THE REQUEST >> Without the pictures, set down every line of the data exactly.

(Records from a data source)
-- Begin --
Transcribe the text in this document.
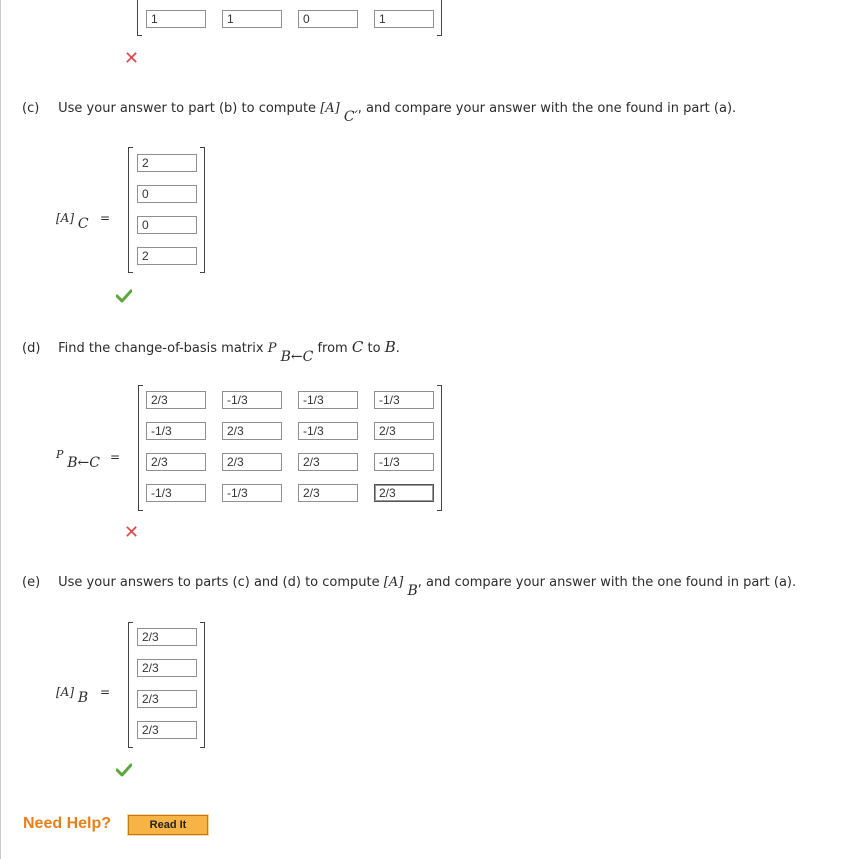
1	1	0	1
✕
(c) Use your answer to part (b) to compute [A] C′, and compare your answer with the one found in part (a).
[A] C =
2
0
0
2
(d) Find the change-of-basis matrix P B←C from C to B.
P B←C =
2/3	-1/3	-1/3	-1/3
-1/3	2/3	-1/3	2/3
2/3	2/3	2/3	-1/3
-1/3	-1/3	2/3	2/3
✕
(e) Use your answers to parts (c) and (d) to compute [A] B, and compare your answer with the one found in part (a).
[A] B =
2/3
2/3
2/3
2/3
Need Help?	Read It
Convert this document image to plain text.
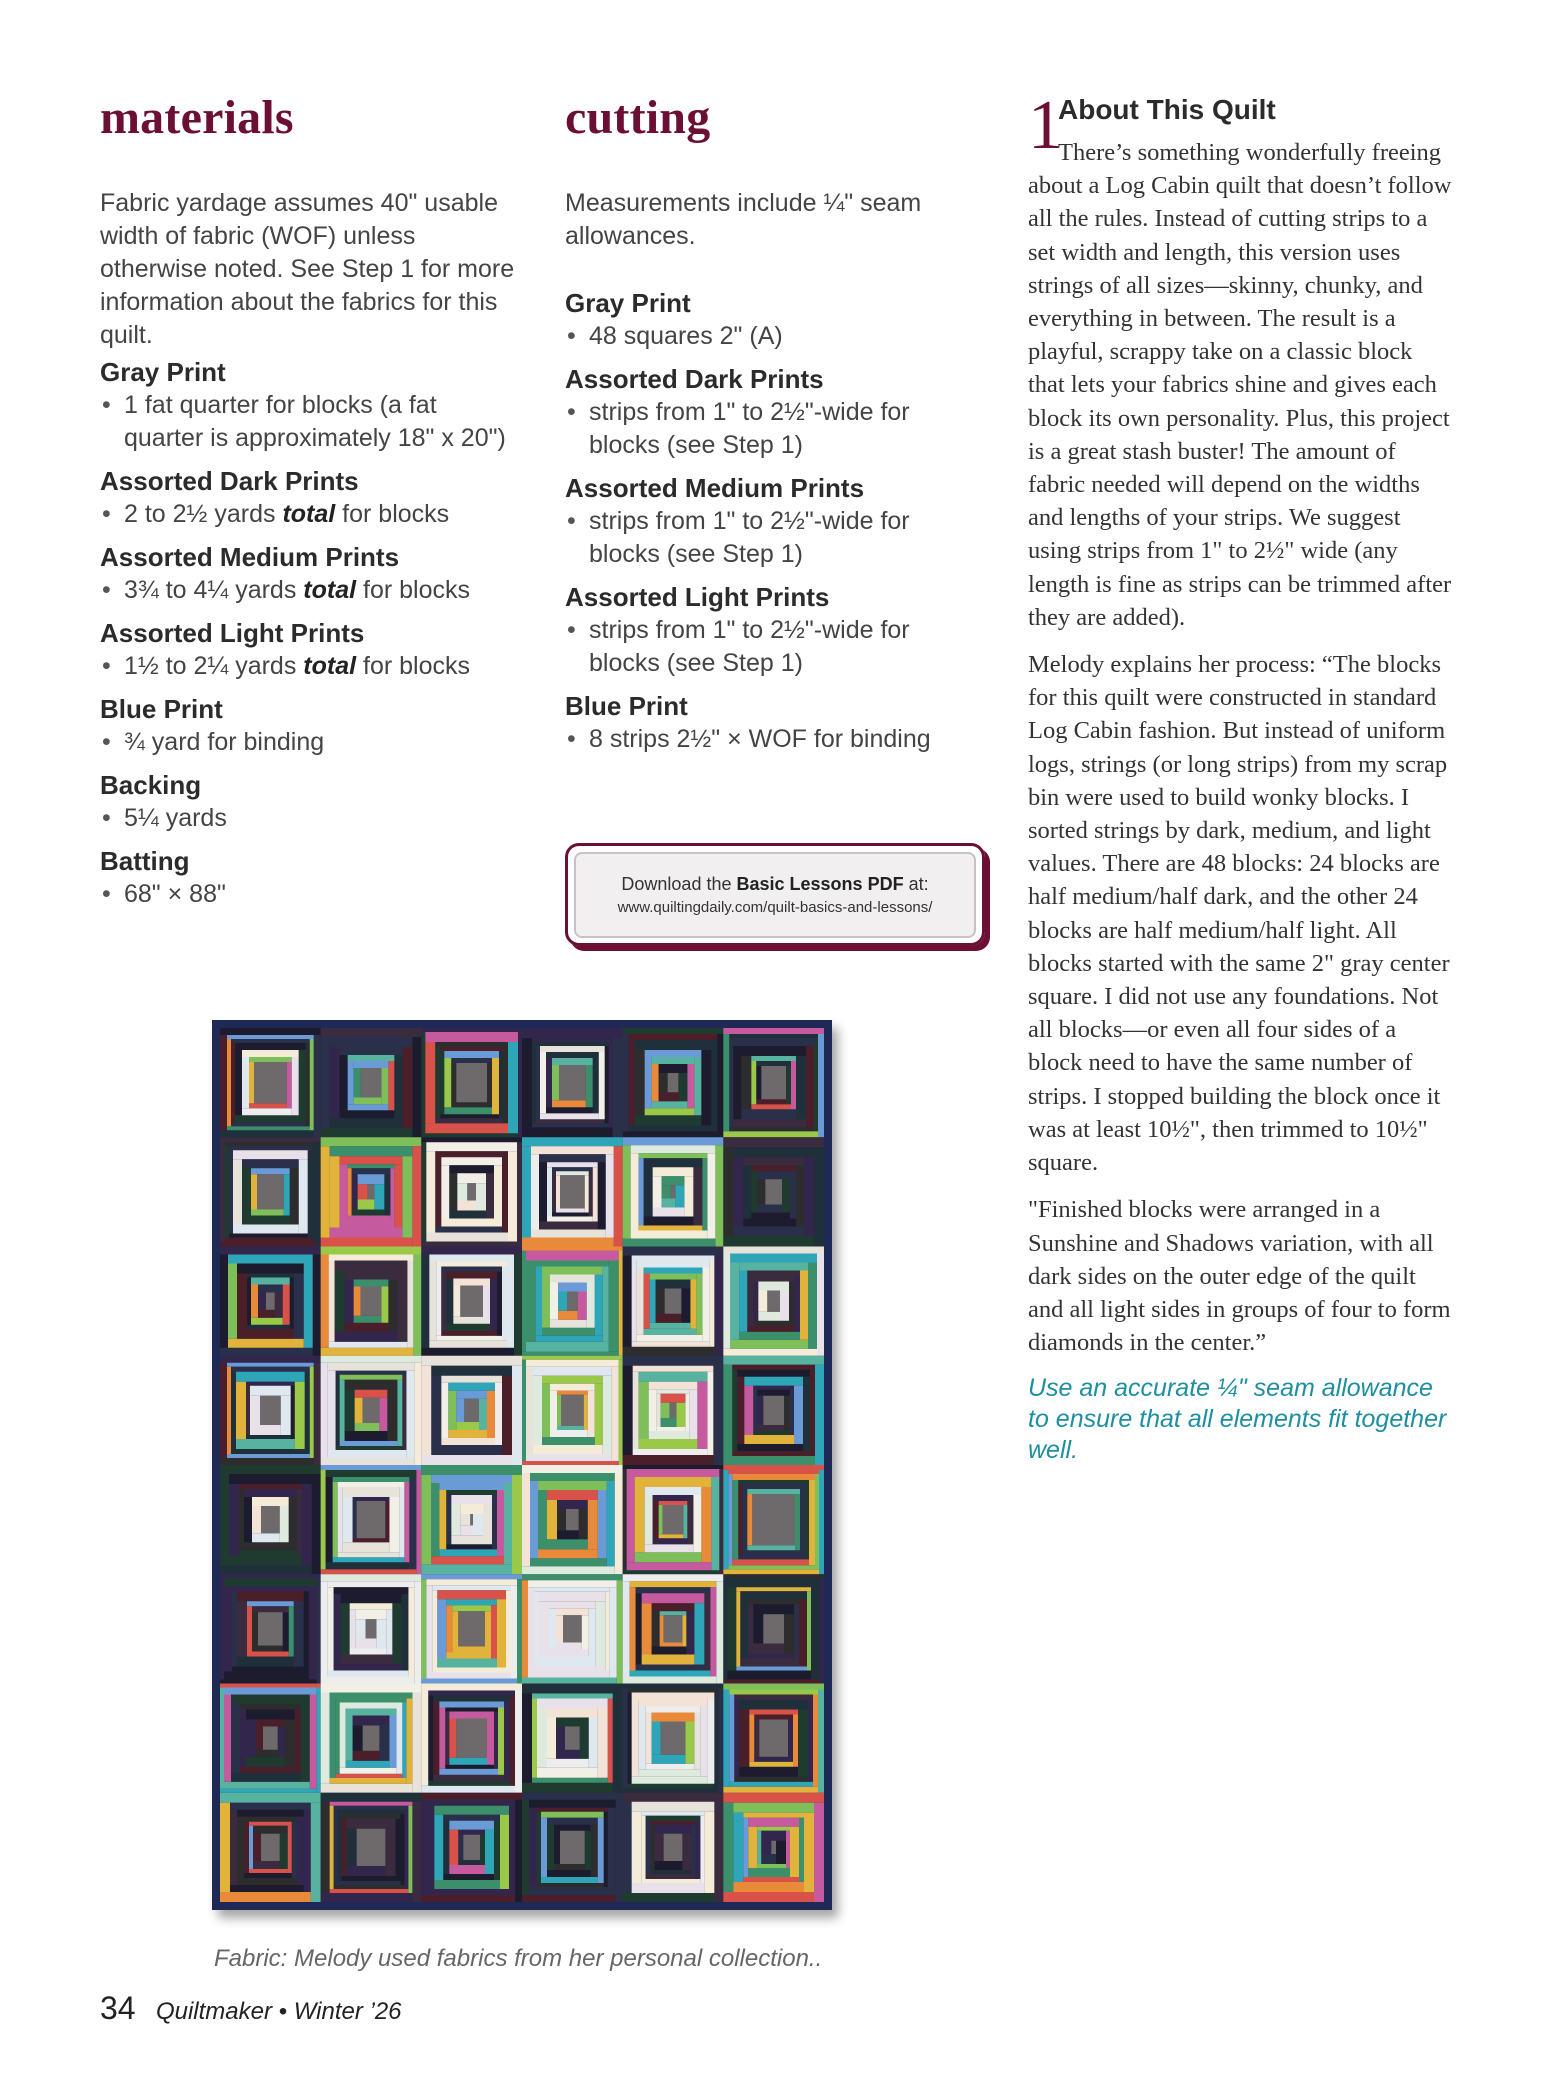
materials

Fabric yardage assumes 40" usable width of fabric (WOF) unless otherwise noted. See Step 1 for more information about the fabrics for this quilt.

Gray Print
• 1 fat quarter for blocks (a fat quarter is approximately 18" x 20")
Assorted Dark Prints
• 2 to 2½ yards total for blocks
Assorted Medium Prints
• 3¾ to 4¼ yards total for blocks
Assorted Light Prints
• 1½ to 2¼ yards total for blocks
Blue Print
• ¾ yard for binding
Backing
• 5¼ yards
Batting
• 68" × 88"
cutting

Measurements include ¼" seam allowances.

Gray Print
• 48 squares 2" (A)
Assorted Dark Prints
• strips from 1" to 2½"-wide for blocks (see Step 1)
Assorted Medium Prints
• strips from 1" to 2½"-wide for blocks (see Step 1)
Assorted Light Prints
• strips from 1" to 2½"-wide for blocks (see Step 1)
Blue Print
• 8 strips 2½" × WOF for binding
Download the Basic Lessons PDF at:
www.quiltingdaily.com/quilt-basics-and-lessons/
1
About This Quilt

There’s something wonderfully freeing about a Log Cabin quilt that doesn’t follow all the rules. Instead of cutting strips to a set width and length, this version uses strings of all sizes—skinny, chunky, and everything in between. The result is a playful, scrappy take on a classic block that lets your fabrics shine and gives each block its own personality. Plus, this project is a great stash buster! The amount of fabric needed will depend on the widths and lengths of your strips. We suggest using strips from 1" to 2½" wide (any length is fine as strips can be trimmed after they are added).

Melody explains her process: “The blocks for this quilt were constructed in standard Log Cabin fashion. But instead of uniform logs, strings (or long strips) from my scrap bin were used to build wonky blocks. I sorted strings by dark, medium, and light values. There are 48 blocks: 24 blocks are half medium/half dark, and the other 24 blocks are half medium/half light. All blocks started with the same 2" gray center square. I did not use any foundations. Not all blocks—or even all four sides of a block need to have the same number of strips. I stopped building the block once it was at least 10½", then trimmed to 10½" square.

"Finished blocks were arranged in a Sunshine and Shadows variation, with all dark sides on the outer edge of the quilt and all light sides in groups of four to form diamonds in the center.”

Use an accurate ¼" seam allowance to ensure that all elements fit together well.

Fabric: Melody used fabrics from her personal collection..
34 Quiltmaker • Winter ’26
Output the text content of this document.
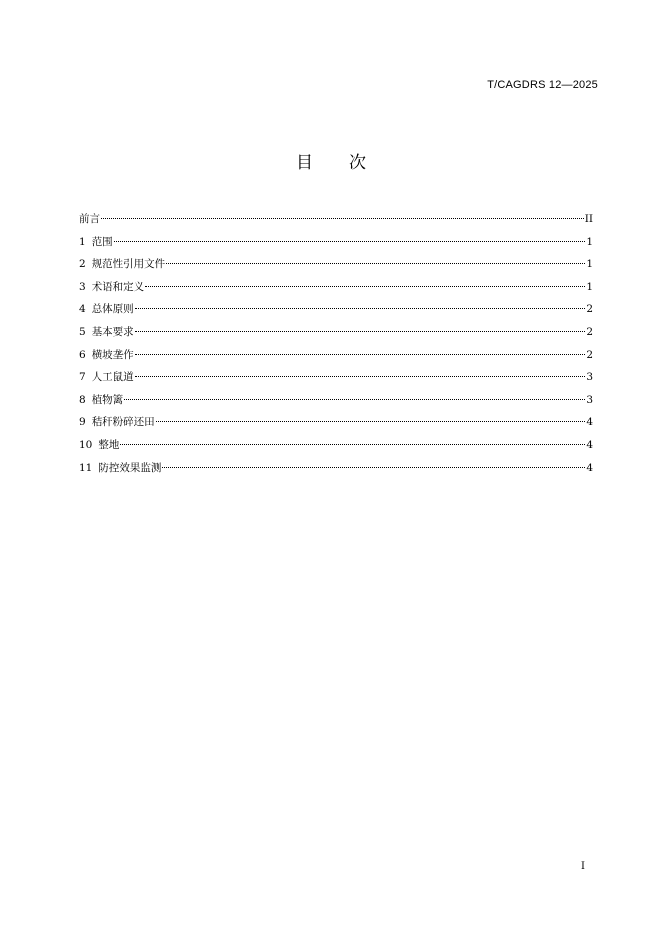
T/CAGDRS 12—2025
目 次
前言	II
1 范围	1
2 规范性引用文件	1
3 术语和定义	1
4 总体原则	2
5 基本要求	2
6 横坡垄作	2
7 人工鼠道	3
8 植物篱	3
9 秸秆粉碎还田	4
10 整地	4
11 防控效果监测	4
I
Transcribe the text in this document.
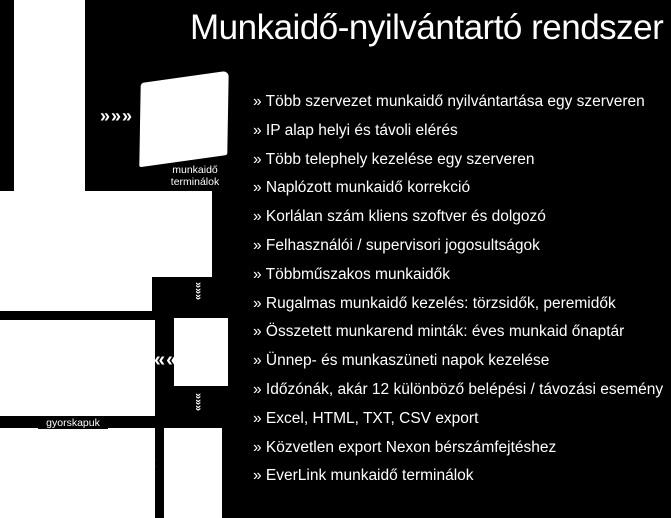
Munkaidő-nyilvántartó rendszer
munkaidő
terminálok
gyorskapuk
»»»
««
«««
»
»
»
»
»
»
» Több szervezet munkaidő nyilvántartása egy szerveren
» IP alap helyi és távoli elérés
» Több telephely kezelése egy szerveren
» Naplózott munkaidő korrekció
» Korlálan szám kliens szoftver és dolgozó
» Felhasználói / supervisori jogosultságok
» Többműszakos munkaidők
» Rugalmas munkaidő kezelés: törzsidők, peremidők
» Összetett munkarend minták: éves munkaid őnaptár
» Ünnep- és munkaszüneti napok kezelése
» Időzónák, akár 12 különböző belépési / távozási esemény
» Excel, HTML, TXT, CSV export
» Közvetlen export Nexon bérszámfejtéshez
» EverLink munkaidő terminálok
-- End --
ANSWER TO THIS EXERCISE >>
Transcribe the text in this document.
1	1	0	1
✕
(c) Use your answer to part (b) to compute [A] C′, and compare your answer with the one found in part (a).
[A] C =
2
0
0
2
(d) Find the change-of-basis matrix P B←C from C to B.
P B←C =
2/3	-1/3	-1/3	-1/3
-1/3	2/3	-1/3	2/3
2/3	2/3	2/3	-1/3
-1/3	-1/3	2/3	2/3
✕
(e) Use your answers to parts (c) and (d) to compute [A] B, and compare your answer with the one found in part (a).
[A] B =
2/3
2/3
2/3
2/3
Need Help?	Read It
Convert this document image to plain text.
materials

Fabric yardage assumes 40" usable width of fabric (WOF) unless otherwise noted. See Step 1 for more information about the fabrics for this quilt.

Gray Print
• 1 fat quarter for blocks (a fat quarter is approximately 18" x 20")
Assorted Dark Prints
• 2 to 2½ yards total for blocks
Assorted Medium Prints
• 3¾ to 4¼ yards total for blocks
Assorted Light Prints
• 1½ to 2¼ yards total for blocks
Blue Print
• ¾ yard for binding
Backing
• 5¼ yards
Batting
• 68" × 88"
cutting

Measurements include ¼" seam allowances.

Gray Print
• 48 squares 2" (A)
Assorted Dark Prints
• strips from 1" to 2½"-wide for blocks (see Step 1)
Assorted Medium Prints
• strips from 1" to 2½"-wide for blocks (see Step 1)
Assorted Light Prints
• strips from 1" to 2½"-wide for blocks (see Step 1)
Blue Print
• 8 strips 2½" × WOF for binding
Download the Basic Lessons PDF at:
www.quiltingdaily.com/quilt-basics-and-lessons/
1
About This Quilt

There’s something wonderfully freeing about a Log Cabin quilt that doesn’t follow all the rules. Instead of cutting strips to a set width and length, this version uses strings of all sizes—skinny, chunky, and everything in between. The result is a playful, scrappy take on a classic block that lets your fabrics shine and gives each block its own personality. Plus, this project is a great stash buster! The amount of fabric needed will depend on the widths and lengths of your strips. We suggest using strips from 1" to 2½" wide (any length is fine as strips can be trimmed after they are added).

Melody explains her process: “The blocks for this quilt were constructed in standard Log Cabin fashion. But instead of uniform logs, strings (or long strips) from my scrap bin were used to build wonky blocks. I sorted strings by dark, medium, and light values. There are 48 blocks: 24 blocks are half medium/half dark, and the other 24 blocks are half medium/half light. All blocks started with the same 2" gray center square. I did not use any foundations. Not all blocks—or even all four sides of a block need to have the same number of strips. I stopped building the block once it was at least 10½", then trimmed to 10½" square.

"Finished blocks were arranged in a Sunshine and Shadows variation, with all dark sides on the outer edge of the quilt and all light sides in groups of four to form diamonds in the center.”

Use an accurate ¼" seam allowance to ensure that all elements fit together well.

Fabric: Melody used fabrics from her personal collection..
34 Quiltmaker • Winter ’26
Output the text content of this document.
T/CAGDRS 12—2025
目 次
前言	II
1 范围	1
2 规范性引用文件	1
3 术语和定义	1
4 总体原则	2
5 基本要求	2
6 横坡垄作	2
7 人工鼠道	3
8 植物篱	3
9 秸秆粉碎还田	4
10 整地	4
11 防控效果监测	4
I
Transcribe the text in this document.
Munkaidő-nyilvántartó rendszer
munkaidő
terminálok
gyorskapuk
»»»
««
«««
»
»
»
»
»
»
» Több szervezet munkaidő nyilvántartása egy szerveren
» IP alap helyi és távoli elérés
» Több telephely kezelése egy szerveren
» Naplózott munkaidő korrekció
» Korlálan szám kliens szoftver és dolgozó
» Felhasználói / supervisori jogosultságok
» Többműszakos munkaidők
» Rugalmas munkaidő kezelés: törzsidők, peremidők
» Összetett munkarend minták: éves munkaid őnaptár
» Ünnep- és munkaszüneti napok kezelése
» Időzónák, akár 12 különböző belépési / távozási esemény
» Excel, HTML, TXT, CSV export
» Közvetlen export Nexon bérszámfejtéshez
» EverLink munkaidő terminálok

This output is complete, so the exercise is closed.